### Stated goal
Search the material below for the word "полное". Copy every line that has it.

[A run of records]
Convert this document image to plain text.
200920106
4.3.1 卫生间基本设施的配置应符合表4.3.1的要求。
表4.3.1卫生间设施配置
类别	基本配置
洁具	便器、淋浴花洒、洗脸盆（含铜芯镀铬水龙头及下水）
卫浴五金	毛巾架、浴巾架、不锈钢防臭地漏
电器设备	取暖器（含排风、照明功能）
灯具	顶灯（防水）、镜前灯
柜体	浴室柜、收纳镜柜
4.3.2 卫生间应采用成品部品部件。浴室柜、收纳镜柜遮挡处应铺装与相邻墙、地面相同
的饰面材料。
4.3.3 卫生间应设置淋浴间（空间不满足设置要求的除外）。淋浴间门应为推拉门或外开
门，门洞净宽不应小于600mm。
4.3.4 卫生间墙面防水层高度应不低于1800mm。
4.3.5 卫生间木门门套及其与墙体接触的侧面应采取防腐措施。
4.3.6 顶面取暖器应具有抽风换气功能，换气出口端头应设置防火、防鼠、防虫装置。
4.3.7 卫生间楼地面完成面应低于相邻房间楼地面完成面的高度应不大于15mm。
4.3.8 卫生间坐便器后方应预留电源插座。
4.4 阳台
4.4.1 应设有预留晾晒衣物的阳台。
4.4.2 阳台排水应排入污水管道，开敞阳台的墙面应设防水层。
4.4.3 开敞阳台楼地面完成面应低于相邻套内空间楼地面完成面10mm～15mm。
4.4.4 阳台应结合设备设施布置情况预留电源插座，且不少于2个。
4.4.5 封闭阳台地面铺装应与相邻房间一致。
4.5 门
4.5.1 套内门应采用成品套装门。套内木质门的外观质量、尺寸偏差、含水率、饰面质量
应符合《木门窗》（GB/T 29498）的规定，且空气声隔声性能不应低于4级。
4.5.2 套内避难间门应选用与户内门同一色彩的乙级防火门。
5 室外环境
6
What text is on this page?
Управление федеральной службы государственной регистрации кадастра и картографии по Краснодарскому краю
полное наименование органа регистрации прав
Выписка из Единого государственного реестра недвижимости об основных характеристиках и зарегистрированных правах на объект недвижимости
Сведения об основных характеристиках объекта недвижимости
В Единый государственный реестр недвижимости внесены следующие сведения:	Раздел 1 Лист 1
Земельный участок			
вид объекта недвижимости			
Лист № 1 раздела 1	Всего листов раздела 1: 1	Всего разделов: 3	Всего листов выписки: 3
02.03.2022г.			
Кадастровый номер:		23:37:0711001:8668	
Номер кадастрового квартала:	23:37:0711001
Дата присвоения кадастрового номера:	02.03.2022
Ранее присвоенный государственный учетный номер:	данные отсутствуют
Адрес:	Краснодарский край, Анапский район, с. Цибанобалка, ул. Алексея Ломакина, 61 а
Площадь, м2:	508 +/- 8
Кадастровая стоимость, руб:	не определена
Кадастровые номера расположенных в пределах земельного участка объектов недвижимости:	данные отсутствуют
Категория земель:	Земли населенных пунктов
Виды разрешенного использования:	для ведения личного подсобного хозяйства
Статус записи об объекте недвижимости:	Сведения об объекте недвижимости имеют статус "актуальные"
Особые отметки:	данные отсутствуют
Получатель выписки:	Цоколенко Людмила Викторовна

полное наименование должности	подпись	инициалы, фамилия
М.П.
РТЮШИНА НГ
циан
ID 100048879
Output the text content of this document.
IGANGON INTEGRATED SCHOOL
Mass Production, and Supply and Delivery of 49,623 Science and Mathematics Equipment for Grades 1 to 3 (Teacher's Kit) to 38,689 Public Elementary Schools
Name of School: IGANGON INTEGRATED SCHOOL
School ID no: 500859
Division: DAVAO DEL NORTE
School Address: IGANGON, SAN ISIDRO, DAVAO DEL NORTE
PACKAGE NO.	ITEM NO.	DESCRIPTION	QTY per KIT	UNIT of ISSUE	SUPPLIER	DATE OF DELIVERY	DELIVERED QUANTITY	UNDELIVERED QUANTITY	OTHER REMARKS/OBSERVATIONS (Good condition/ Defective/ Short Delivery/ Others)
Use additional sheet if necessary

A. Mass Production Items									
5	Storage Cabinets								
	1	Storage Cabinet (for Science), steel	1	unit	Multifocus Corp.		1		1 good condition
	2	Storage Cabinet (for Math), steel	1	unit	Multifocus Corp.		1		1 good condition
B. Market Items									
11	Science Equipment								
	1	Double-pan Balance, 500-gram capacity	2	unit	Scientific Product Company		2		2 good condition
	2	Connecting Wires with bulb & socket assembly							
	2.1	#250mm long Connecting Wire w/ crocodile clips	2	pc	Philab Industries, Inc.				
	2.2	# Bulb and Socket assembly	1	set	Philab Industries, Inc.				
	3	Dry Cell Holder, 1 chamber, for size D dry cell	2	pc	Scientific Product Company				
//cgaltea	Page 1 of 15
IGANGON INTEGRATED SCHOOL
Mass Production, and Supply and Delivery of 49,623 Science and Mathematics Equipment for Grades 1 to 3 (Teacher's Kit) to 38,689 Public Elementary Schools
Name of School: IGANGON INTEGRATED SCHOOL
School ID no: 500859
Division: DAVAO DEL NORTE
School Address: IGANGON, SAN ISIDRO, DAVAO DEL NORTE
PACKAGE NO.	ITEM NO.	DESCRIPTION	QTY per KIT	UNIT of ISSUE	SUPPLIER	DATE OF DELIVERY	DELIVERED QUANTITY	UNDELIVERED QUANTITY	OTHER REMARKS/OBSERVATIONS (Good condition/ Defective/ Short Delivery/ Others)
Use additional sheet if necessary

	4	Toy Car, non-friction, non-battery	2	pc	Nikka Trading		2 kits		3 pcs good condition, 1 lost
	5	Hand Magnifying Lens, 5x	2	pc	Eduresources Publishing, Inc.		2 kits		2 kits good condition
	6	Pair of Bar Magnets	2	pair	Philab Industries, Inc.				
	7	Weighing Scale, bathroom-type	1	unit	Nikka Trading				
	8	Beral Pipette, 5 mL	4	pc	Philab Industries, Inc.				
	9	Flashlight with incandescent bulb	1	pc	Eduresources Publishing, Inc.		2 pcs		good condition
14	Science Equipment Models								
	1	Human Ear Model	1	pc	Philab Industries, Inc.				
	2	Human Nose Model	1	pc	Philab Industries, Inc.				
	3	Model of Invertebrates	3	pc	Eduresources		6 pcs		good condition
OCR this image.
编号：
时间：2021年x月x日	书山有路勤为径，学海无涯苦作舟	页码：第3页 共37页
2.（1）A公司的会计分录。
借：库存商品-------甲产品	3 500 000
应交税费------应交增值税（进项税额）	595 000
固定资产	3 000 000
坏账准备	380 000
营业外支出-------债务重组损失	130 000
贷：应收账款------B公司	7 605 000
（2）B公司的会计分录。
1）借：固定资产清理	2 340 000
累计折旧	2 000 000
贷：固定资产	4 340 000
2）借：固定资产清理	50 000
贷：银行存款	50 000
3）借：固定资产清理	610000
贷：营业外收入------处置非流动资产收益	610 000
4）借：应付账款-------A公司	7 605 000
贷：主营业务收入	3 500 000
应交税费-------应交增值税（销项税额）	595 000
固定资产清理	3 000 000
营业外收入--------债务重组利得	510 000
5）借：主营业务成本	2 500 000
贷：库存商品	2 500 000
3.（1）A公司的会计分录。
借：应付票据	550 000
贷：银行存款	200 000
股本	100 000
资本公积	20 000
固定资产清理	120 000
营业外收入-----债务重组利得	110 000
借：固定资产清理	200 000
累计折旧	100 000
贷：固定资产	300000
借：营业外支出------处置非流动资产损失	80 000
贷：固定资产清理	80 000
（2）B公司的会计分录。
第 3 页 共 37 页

### Answer below
полное наименование органа регистрации прав
полное наименование должности	подпись	инициалы, фамилия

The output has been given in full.